[Goal of the exercise] Within the listing below, locate all lines containing the word "JSON". Copy each one.
——
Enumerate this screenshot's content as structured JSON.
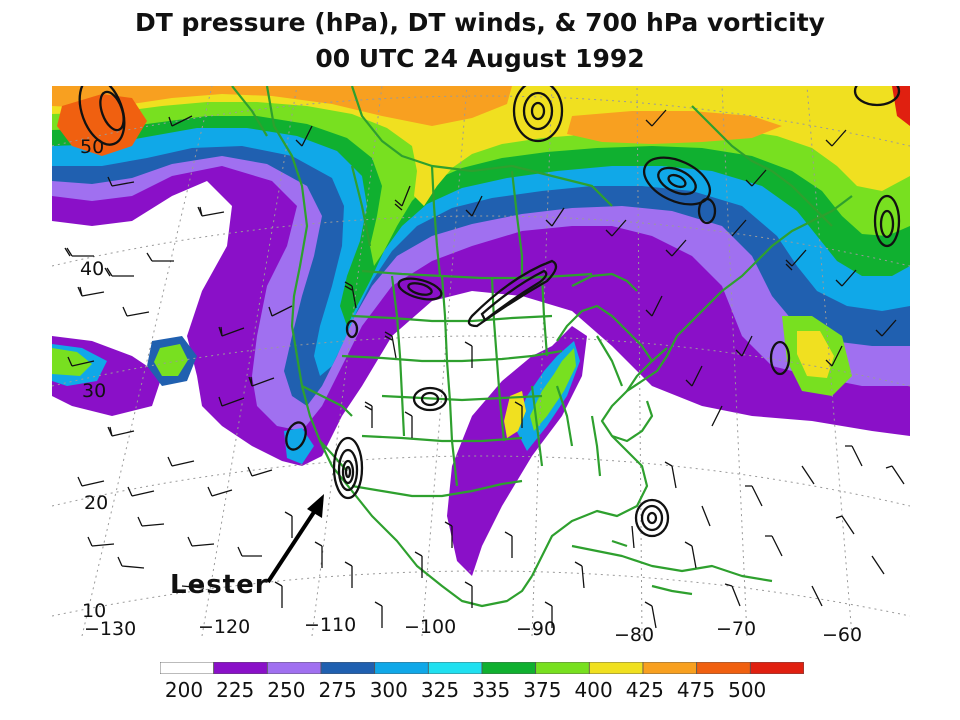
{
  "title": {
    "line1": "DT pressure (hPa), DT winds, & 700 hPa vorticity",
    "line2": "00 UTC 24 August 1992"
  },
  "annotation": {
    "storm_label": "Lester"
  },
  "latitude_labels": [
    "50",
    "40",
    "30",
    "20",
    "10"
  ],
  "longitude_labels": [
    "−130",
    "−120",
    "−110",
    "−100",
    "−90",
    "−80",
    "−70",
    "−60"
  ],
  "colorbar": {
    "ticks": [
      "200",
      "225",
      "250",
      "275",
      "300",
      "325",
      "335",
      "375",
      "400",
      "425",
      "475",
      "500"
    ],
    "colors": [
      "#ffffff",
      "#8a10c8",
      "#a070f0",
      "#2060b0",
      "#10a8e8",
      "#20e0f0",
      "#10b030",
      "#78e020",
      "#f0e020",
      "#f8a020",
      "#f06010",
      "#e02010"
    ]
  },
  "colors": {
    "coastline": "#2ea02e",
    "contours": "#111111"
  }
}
——
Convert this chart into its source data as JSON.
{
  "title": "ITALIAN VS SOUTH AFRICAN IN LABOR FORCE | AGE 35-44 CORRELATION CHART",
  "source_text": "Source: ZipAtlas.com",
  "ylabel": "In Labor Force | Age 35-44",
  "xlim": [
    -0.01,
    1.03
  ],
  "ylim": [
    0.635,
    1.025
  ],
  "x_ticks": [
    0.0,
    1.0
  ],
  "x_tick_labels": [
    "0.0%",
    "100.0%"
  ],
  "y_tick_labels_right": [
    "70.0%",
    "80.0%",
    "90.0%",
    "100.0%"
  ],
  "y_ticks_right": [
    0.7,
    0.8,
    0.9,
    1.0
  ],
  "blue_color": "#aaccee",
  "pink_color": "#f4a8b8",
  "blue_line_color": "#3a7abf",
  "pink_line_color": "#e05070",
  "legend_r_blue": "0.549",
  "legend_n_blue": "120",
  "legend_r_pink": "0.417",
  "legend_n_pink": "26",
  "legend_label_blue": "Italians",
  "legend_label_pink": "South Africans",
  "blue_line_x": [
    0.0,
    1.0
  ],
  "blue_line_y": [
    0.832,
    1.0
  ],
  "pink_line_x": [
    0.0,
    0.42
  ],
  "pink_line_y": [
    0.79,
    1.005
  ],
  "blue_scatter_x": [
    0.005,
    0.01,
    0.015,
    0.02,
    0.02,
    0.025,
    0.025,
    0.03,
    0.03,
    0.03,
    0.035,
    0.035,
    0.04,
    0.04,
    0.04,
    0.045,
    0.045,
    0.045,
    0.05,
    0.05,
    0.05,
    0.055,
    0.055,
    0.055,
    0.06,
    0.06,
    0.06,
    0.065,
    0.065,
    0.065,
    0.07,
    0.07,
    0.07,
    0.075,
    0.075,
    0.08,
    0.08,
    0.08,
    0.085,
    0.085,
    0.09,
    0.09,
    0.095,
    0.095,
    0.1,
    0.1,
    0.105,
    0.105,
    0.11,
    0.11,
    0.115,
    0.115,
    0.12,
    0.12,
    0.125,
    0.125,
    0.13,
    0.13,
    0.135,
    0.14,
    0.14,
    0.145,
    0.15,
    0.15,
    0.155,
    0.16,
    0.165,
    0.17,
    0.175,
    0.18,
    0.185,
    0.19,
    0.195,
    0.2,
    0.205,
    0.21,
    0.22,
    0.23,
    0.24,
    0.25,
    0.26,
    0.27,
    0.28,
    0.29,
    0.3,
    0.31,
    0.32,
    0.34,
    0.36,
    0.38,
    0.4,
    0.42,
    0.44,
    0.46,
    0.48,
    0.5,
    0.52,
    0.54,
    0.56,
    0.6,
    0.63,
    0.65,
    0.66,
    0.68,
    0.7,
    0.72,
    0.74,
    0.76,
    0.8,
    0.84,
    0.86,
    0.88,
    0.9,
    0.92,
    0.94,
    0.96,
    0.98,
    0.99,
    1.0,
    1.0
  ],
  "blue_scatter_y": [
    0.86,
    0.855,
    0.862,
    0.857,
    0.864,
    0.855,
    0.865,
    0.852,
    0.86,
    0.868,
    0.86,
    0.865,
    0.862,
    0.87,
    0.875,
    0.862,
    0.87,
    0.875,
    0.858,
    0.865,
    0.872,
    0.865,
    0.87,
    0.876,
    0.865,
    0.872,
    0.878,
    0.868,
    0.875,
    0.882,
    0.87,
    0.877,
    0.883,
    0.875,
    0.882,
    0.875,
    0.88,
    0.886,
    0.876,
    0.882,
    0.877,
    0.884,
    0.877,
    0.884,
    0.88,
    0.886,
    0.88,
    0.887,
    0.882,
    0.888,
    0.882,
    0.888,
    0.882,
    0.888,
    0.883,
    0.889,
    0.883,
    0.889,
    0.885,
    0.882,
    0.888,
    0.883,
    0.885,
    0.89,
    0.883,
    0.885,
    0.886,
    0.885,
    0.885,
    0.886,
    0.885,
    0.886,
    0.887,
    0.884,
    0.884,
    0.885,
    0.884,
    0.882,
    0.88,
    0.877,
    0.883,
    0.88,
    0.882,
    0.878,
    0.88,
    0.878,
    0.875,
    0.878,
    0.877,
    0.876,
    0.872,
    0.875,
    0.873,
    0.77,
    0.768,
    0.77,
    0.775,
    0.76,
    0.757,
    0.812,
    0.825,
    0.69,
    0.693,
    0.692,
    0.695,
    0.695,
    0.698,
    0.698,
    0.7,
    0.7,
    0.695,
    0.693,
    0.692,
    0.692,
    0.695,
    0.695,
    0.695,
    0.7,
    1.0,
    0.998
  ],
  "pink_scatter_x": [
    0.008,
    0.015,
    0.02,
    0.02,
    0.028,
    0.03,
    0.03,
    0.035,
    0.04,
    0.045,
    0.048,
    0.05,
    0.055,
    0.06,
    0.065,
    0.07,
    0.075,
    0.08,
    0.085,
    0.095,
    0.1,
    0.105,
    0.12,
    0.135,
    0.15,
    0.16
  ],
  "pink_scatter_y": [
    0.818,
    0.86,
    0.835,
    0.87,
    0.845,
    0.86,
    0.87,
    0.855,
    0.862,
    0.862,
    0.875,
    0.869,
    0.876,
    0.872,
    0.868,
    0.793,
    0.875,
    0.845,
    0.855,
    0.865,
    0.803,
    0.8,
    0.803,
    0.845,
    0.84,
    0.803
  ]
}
——
[Worked answer]
Enumerate this screenshot's content as structured JSON.
Convert this chart into its source data as JSON.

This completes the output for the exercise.